**Items:**
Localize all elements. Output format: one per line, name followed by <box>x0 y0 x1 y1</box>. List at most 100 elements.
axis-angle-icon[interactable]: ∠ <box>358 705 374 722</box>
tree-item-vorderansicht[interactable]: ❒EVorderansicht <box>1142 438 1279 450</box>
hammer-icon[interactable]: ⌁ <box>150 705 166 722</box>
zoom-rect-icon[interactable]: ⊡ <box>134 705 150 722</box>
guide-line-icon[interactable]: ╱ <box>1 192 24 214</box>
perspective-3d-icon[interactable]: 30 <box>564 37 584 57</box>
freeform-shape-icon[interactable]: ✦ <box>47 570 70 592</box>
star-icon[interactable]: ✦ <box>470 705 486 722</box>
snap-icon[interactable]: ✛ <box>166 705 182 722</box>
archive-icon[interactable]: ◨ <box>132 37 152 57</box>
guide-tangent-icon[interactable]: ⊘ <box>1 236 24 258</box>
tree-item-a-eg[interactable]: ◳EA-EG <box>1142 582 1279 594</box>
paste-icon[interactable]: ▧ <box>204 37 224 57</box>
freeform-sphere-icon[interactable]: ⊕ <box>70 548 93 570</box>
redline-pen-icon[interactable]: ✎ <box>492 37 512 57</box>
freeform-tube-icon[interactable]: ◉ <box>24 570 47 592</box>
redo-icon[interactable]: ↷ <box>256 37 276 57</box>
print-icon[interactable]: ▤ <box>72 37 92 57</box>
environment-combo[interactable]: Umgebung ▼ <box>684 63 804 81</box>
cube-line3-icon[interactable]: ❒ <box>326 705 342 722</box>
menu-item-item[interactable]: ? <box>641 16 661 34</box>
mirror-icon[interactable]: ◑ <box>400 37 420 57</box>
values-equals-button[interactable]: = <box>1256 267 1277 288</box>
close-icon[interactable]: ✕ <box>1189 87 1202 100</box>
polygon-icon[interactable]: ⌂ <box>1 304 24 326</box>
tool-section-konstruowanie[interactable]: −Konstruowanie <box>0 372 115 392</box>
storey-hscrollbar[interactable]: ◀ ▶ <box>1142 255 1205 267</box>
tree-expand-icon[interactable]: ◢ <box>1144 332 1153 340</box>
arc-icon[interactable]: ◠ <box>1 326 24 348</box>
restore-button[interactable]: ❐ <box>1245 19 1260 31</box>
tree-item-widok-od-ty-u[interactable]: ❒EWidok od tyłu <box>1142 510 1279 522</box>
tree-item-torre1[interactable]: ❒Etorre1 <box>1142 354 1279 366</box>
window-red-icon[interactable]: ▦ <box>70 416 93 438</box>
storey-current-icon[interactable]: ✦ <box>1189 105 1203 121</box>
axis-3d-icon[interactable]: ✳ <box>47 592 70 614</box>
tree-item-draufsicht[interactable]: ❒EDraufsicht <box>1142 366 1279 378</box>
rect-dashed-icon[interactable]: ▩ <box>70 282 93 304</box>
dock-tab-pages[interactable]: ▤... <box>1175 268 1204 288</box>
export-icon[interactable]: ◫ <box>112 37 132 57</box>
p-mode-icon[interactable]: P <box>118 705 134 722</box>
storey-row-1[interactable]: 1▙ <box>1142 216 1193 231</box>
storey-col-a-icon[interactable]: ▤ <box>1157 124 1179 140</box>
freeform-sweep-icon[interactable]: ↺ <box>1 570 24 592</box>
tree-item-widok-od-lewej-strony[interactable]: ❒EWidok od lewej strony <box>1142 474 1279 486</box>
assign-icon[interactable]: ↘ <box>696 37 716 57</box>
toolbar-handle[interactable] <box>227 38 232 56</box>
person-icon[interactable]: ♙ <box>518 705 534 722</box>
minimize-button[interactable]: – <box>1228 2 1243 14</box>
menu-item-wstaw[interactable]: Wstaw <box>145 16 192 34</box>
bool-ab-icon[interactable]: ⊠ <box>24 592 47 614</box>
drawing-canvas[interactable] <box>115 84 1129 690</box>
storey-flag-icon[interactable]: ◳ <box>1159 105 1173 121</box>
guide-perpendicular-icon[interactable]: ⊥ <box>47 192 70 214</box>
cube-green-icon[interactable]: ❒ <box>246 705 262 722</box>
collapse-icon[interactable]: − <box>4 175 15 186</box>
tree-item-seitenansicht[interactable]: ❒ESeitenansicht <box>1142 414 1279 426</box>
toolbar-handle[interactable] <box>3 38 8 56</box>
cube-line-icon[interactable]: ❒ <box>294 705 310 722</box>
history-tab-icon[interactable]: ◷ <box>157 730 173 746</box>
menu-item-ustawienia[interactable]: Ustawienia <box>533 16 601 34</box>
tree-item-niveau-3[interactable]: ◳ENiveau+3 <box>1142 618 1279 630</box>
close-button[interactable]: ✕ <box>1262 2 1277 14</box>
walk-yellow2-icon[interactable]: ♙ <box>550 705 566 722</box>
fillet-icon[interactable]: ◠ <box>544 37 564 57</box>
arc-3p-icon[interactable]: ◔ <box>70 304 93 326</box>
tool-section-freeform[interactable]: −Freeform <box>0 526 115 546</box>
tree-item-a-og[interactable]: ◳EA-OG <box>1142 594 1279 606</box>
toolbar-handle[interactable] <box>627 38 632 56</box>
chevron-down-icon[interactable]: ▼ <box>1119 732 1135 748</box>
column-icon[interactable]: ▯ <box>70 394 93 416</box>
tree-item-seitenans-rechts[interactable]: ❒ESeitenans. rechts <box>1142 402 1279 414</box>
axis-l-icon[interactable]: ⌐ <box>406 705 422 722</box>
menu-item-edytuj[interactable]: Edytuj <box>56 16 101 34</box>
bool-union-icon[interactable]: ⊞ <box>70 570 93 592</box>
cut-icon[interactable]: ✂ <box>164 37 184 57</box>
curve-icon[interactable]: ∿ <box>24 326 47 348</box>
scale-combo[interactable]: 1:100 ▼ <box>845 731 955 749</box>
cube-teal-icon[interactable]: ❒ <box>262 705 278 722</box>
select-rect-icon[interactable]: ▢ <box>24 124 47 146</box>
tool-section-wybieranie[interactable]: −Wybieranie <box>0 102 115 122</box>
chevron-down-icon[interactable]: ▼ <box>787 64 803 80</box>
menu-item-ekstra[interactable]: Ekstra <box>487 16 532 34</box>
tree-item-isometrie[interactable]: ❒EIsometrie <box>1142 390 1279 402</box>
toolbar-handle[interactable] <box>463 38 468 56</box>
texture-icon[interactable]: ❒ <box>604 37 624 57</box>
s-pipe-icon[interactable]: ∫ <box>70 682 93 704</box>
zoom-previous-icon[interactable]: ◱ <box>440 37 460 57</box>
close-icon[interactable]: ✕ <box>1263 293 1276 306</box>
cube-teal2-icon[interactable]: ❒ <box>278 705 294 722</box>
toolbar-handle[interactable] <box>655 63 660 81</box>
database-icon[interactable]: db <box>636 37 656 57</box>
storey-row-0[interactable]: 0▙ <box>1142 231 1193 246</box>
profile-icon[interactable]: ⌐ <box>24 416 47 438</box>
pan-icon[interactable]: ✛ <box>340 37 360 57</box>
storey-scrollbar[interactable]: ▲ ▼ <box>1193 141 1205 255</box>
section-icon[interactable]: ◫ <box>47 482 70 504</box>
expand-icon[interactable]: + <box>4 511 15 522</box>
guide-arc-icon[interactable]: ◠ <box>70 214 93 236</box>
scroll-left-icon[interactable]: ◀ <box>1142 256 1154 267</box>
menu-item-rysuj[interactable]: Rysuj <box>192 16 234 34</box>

**Aim of the exercise:** Print the lines from the first one through the line that contains "tree-item-vorderansicht[interactable]: ❒EVorderansicht <box>1142", keeping each line identical to the original.

**Full answer:**
Localize all elements. Output format: one per line, name followed by <box>x0 y0 x1 y1</box>. List at most 100 elements.
axis-angle-icon[interactable]: ∠ <box>358 705 374 722</box>
tree-item-vorderansicht[interactable]: ❒EVorderansicht <box>1142 438 1279 450</box>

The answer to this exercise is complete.